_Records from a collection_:
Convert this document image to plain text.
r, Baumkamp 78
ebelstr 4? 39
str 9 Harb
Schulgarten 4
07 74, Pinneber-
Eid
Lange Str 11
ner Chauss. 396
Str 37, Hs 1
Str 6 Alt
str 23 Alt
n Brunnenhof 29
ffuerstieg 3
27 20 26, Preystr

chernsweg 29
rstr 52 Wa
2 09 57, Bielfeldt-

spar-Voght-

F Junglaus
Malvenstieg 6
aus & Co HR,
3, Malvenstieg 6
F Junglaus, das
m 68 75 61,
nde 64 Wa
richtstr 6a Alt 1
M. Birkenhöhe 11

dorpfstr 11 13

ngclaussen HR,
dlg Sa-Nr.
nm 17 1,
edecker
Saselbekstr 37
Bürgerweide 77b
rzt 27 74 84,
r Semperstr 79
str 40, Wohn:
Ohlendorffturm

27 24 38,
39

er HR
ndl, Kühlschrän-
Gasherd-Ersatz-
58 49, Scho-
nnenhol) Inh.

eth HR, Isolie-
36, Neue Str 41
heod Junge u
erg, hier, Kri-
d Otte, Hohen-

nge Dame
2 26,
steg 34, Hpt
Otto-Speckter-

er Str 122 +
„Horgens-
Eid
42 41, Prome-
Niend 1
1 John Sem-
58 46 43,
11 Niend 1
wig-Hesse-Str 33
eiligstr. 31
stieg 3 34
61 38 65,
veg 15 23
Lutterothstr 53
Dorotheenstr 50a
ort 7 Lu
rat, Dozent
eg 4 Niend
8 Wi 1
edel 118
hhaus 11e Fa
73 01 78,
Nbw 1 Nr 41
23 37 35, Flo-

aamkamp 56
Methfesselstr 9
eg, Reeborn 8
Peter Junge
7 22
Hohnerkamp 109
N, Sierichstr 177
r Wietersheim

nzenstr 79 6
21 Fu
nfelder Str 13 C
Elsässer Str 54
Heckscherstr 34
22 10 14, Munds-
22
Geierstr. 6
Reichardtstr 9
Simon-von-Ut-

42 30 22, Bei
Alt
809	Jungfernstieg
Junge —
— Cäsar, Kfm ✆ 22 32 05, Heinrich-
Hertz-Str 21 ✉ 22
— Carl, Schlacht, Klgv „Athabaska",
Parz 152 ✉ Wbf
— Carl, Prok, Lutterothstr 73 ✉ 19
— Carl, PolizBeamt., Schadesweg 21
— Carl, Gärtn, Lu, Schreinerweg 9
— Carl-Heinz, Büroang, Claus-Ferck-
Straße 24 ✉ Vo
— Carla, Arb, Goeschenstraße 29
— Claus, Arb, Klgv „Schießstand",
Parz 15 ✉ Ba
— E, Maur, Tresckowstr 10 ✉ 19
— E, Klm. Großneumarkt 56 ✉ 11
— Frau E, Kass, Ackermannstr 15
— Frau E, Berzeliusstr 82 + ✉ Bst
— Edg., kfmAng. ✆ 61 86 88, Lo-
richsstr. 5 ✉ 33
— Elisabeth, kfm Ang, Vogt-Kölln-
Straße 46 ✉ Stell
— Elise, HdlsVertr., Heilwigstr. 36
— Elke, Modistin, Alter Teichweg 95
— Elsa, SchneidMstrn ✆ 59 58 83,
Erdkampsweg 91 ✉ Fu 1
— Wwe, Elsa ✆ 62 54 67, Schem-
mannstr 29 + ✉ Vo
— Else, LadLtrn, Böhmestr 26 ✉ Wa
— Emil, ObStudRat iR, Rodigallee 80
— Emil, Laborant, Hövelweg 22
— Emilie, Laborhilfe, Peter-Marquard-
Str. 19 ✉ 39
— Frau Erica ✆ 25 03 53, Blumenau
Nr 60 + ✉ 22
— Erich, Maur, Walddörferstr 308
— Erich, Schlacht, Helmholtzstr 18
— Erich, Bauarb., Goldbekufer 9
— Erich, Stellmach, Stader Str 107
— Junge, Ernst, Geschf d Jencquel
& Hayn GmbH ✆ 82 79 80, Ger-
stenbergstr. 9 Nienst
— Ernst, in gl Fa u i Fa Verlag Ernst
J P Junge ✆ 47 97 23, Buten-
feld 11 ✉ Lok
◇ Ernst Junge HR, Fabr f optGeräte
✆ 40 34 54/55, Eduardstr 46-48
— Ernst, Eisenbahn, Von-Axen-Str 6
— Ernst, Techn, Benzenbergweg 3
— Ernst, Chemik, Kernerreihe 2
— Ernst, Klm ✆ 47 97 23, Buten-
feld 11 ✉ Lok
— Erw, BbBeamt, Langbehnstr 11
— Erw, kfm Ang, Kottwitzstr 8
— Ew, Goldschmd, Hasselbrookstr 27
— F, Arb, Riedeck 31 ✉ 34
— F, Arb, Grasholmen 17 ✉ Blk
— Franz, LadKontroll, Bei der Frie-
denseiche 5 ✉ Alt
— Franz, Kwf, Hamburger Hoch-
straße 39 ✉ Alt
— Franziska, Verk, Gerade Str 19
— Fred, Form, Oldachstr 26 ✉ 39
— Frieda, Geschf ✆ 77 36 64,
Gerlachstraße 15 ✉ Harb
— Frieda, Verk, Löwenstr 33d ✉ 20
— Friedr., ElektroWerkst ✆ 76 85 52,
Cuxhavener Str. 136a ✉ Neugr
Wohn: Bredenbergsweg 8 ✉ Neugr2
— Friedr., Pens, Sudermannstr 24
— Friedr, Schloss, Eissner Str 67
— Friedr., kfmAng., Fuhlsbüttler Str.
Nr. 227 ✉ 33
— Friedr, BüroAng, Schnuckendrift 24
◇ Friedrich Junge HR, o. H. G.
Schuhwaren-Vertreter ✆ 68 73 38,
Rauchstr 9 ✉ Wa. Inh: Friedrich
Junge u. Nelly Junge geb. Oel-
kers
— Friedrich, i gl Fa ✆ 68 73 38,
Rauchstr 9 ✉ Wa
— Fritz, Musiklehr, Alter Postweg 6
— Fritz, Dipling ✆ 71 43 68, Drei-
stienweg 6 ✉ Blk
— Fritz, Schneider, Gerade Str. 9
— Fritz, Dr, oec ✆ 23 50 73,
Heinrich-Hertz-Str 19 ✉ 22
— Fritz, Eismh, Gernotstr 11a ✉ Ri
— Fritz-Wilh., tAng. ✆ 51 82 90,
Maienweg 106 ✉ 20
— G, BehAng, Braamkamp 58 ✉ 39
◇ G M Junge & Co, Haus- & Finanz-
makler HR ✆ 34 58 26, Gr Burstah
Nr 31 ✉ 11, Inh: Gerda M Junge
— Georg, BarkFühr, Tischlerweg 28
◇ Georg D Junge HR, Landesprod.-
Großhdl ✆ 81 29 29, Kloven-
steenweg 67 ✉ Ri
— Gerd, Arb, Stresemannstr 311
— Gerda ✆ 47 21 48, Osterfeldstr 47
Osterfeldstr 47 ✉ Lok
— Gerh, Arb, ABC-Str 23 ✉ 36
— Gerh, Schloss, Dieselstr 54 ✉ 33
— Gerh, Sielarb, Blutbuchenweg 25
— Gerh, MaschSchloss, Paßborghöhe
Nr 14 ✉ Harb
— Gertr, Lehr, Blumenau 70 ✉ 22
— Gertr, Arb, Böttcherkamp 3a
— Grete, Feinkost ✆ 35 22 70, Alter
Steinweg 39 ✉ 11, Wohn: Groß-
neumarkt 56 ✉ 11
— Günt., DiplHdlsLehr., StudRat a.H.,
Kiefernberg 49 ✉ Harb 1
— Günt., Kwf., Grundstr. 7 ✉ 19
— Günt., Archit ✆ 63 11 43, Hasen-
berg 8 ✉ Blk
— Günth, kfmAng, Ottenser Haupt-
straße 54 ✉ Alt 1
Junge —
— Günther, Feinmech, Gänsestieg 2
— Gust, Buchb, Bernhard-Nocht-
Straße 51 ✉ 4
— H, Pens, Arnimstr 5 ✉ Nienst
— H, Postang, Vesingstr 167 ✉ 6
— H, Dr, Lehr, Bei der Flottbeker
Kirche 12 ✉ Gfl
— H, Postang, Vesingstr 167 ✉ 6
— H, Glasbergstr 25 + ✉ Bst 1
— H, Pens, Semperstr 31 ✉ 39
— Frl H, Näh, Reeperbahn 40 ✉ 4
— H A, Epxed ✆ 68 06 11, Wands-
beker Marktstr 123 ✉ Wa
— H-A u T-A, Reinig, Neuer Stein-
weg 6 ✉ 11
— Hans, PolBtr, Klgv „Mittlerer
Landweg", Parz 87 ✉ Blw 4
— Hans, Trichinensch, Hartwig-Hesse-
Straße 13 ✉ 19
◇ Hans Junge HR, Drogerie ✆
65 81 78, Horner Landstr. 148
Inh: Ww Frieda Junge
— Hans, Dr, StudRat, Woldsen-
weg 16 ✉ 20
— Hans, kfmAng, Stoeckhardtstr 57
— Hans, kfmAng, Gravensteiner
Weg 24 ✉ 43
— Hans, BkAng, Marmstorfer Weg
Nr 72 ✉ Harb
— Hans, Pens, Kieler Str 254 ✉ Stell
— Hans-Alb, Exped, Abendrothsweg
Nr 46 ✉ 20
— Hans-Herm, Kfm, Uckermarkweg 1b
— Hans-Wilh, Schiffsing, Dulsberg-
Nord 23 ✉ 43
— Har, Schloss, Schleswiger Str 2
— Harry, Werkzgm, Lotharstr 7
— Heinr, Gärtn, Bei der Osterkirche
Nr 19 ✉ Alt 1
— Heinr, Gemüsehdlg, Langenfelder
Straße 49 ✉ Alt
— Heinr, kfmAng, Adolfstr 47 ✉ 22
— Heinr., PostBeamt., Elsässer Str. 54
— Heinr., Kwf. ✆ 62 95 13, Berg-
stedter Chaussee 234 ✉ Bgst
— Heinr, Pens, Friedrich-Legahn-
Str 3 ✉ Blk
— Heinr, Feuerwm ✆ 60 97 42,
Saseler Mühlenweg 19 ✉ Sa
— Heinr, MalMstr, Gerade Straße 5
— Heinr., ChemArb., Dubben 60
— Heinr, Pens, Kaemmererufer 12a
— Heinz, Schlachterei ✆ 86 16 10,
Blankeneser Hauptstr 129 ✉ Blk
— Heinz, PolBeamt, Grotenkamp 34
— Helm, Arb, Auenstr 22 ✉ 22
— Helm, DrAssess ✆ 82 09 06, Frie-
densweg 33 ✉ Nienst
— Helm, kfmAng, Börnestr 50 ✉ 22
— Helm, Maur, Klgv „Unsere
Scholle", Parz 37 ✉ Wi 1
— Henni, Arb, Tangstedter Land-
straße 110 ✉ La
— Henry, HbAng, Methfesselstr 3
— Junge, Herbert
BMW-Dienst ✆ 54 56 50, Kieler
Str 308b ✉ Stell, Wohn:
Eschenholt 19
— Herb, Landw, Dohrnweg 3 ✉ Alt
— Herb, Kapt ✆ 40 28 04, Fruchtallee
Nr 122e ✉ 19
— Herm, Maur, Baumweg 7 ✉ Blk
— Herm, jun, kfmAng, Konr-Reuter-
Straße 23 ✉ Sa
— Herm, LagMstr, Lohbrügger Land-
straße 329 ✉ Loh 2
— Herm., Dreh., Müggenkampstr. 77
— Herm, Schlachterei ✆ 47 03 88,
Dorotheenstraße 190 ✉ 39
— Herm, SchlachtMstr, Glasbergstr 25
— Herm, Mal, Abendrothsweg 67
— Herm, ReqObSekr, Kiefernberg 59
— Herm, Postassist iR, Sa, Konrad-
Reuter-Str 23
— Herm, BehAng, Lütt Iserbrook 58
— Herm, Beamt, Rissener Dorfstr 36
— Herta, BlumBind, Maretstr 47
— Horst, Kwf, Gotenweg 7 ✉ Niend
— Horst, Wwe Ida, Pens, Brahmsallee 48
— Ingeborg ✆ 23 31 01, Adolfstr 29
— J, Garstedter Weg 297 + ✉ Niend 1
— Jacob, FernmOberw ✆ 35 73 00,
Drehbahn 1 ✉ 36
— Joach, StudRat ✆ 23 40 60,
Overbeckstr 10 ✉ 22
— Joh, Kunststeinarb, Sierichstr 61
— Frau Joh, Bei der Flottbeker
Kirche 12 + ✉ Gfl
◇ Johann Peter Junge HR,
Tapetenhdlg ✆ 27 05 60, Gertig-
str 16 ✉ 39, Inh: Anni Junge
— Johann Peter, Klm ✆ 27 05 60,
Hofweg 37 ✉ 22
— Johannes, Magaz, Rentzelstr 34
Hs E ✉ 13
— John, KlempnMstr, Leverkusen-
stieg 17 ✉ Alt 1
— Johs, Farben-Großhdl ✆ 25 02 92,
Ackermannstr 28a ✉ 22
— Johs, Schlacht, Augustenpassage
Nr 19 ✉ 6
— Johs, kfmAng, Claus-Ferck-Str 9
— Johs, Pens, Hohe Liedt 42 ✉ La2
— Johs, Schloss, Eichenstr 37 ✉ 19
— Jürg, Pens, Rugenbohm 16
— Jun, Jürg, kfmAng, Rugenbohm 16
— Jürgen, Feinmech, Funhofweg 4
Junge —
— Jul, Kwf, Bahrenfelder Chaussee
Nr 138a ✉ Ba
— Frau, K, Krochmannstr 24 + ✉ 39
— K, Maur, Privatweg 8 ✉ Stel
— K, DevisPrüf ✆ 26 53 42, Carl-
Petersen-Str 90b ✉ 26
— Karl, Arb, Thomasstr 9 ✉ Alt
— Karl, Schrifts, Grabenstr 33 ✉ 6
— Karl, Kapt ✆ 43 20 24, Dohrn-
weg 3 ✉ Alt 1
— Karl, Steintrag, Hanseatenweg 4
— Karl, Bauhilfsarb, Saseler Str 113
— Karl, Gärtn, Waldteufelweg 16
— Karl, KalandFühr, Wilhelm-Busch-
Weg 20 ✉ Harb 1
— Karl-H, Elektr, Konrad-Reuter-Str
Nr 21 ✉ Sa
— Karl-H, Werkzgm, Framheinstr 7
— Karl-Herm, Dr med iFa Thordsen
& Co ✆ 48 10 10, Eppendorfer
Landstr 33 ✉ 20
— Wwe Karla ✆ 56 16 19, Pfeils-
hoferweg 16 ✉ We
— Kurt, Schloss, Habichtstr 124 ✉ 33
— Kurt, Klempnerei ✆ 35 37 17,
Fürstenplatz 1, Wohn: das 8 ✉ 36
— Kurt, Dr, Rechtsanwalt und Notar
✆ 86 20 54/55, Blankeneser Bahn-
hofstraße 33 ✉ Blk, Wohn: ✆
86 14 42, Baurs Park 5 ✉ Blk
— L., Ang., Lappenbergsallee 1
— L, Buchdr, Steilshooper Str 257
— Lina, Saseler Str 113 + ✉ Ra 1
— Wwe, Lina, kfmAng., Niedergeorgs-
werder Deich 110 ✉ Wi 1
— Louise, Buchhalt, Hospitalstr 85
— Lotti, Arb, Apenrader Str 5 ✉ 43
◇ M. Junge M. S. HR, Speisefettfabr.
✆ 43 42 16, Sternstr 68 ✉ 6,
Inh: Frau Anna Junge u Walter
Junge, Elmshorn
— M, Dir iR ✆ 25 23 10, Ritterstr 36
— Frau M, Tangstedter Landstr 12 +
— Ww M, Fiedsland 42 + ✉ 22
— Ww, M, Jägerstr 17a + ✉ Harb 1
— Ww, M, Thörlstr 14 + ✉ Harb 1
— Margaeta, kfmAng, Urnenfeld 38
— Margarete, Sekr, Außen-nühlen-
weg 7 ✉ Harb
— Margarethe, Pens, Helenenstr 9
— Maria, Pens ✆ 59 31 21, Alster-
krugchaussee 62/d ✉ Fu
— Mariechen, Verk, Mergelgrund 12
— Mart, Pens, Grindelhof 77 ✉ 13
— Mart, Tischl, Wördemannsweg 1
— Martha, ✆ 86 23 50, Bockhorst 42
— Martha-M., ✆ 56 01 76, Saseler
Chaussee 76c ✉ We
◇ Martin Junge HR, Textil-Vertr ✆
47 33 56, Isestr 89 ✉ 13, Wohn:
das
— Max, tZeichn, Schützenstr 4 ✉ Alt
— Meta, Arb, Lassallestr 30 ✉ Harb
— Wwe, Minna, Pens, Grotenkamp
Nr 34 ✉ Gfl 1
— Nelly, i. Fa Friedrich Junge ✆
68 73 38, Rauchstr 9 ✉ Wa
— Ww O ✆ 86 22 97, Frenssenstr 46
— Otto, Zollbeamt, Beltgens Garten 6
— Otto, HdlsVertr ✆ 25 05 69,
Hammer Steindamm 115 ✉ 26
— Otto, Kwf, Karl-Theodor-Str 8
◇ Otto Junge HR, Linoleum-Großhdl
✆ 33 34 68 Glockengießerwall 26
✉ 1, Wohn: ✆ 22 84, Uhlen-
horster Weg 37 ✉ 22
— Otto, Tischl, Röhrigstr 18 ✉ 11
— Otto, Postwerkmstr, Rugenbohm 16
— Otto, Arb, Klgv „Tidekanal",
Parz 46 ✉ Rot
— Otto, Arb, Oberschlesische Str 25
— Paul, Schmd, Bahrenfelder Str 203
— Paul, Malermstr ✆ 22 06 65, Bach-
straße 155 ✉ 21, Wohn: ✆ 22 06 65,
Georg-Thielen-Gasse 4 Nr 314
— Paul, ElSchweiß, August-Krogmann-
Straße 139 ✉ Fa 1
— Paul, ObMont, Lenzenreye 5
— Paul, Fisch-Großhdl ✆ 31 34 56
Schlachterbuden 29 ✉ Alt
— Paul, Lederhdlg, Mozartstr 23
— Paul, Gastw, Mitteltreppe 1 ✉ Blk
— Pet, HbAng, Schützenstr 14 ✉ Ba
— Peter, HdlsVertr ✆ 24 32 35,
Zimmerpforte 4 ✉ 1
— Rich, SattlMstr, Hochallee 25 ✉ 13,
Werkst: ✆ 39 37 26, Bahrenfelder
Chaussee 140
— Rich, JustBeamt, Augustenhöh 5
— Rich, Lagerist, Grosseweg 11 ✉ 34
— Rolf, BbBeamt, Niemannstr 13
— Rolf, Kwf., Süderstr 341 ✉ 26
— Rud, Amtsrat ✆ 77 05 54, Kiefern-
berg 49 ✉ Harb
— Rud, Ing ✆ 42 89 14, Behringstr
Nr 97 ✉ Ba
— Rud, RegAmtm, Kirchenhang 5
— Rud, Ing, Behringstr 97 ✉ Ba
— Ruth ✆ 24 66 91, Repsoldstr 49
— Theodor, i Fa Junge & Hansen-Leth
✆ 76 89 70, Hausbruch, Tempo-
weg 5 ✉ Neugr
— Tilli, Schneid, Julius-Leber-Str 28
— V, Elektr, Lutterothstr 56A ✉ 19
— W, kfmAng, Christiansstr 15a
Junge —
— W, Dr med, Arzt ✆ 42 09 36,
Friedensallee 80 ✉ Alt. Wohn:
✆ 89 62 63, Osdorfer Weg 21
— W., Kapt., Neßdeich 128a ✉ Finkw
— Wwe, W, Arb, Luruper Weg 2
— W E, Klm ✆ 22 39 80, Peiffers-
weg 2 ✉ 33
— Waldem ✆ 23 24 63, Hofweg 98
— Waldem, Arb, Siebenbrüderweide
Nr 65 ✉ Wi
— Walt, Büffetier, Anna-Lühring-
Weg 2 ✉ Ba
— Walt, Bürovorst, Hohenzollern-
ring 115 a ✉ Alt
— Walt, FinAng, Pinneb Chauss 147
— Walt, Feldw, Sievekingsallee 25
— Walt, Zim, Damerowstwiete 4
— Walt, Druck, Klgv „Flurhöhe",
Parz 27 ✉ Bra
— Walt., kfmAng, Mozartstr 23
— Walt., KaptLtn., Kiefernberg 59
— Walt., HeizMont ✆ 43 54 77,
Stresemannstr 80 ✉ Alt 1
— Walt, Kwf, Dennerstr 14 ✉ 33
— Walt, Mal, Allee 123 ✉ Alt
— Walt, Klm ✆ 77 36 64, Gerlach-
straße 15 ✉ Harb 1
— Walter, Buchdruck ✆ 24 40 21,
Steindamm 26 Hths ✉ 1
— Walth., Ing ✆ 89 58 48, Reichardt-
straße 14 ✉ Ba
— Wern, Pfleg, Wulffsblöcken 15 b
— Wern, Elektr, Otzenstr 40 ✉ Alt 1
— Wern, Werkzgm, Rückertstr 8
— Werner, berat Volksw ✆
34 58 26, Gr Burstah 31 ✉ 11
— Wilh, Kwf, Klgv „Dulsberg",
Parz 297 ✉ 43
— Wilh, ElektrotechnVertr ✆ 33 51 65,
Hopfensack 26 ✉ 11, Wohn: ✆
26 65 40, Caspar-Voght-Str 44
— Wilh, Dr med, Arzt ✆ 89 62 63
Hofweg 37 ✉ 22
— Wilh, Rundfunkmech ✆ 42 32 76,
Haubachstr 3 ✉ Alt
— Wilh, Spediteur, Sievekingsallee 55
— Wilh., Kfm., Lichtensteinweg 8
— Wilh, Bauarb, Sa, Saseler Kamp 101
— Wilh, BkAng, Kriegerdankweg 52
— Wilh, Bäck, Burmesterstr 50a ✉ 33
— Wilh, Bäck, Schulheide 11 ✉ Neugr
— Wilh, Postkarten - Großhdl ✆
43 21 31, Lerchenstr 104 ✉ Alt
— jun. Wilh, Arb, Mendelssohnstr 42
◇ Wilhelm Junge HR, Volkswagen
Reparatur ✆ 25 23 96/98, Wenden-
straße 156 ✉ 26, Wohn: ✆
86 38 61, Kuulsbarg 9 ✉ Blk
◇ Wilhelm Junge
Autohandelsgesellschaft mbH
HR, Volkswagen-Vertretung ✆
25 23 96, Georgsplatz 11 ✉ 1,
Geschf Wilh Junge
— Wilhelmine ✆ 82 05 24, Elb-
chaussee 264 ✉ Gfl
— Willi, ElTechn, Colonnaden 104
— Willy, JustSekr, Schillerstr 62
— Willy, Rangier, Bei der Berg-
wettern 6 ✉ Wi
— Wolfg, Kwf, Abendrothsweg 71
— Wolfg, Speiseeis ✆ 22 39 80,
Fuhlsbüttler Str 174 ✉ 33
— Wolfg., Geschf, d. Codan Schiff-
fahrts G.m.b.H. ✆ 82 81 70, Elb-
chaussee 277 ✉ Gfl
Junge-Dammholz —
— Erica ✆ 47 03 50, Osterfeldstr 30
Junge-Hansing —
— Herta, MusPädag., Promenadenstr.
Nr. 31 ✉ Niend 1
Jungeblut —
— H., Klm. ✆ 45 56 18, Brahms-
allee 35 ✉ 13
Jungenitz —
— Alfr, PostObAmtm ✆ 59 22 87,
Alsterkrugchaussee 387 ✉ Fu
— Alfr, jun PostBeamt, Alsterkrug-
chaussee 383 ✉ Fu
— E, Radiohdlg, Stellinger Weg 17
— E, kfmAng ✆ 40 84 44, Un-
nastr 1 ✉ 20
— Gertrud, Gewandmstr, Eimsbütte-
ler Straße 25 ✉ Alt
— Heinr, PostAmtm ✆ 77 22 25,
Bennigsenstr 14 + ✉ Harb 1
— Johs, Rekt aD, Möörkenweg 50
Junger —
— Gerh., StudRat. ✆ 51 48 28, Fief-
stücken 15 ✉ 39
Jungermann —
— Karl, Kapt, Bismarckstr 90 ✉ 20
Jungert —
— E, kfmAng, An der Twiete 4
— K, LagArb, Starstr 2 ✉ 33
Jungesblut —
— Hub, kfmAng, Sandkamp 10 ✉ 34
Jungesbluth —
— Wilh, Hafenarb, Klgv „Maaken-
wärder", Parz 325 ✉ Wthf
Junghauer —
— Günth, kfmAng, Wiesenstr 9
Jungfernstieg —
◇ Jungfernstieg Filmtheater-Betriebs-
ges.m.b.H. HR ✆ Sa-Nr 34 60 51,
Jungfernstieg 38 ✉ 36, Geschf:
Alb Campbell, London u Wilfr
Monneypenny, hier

_Exercise requirements_:
Pull out every line of the records above that contains the word "Osterfeldstr".

_The result_:
— Gerda ✆ 47 21 48, Osterfeldstr 47
Osterfeldstr 47 ✉ Lok
— Erica ✆ 47 03 50, Osterfeldstr 30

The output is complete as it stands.